*** Records for processing ***
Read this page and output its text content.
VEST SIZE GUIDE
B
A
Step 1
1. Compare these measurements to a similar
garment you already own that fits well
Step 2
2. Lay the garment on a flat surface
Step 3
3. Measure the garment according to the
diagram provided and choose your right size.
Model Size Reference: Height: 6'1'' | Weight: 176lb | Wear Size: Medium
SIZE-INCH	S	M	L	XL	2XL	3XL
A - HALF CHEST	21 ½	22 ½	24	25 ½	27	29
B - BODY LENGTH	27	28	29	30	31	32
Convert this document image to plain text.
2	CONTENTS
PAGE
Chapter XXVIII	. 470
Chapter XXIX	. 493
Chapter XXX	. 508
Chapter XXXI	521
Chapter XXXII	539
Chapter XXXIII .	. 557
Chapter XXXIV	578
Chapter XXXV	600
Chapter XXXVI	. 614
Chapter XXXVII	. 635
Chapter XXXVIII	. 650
***
Look above for the line containing "Convert this document image to plain text."; copy from it through the last line, exactly, and nothing more.

#### Expected output
Convert this document image to plain text.
2	CONTENTS
PAGE
Chapter XXVIII	. 470
Chapter XXIX	. 493
Chapter XXX	. 508
Chapter XXXI	521
Chapter XXXII	539
Chapter XXXIII .	. 557
Chapter XXXIV	578
Chapter XXXV	600
Chapter XXXVI	. 614
Chapter XXXVII	. 635
Chapter XXXVIII	. 650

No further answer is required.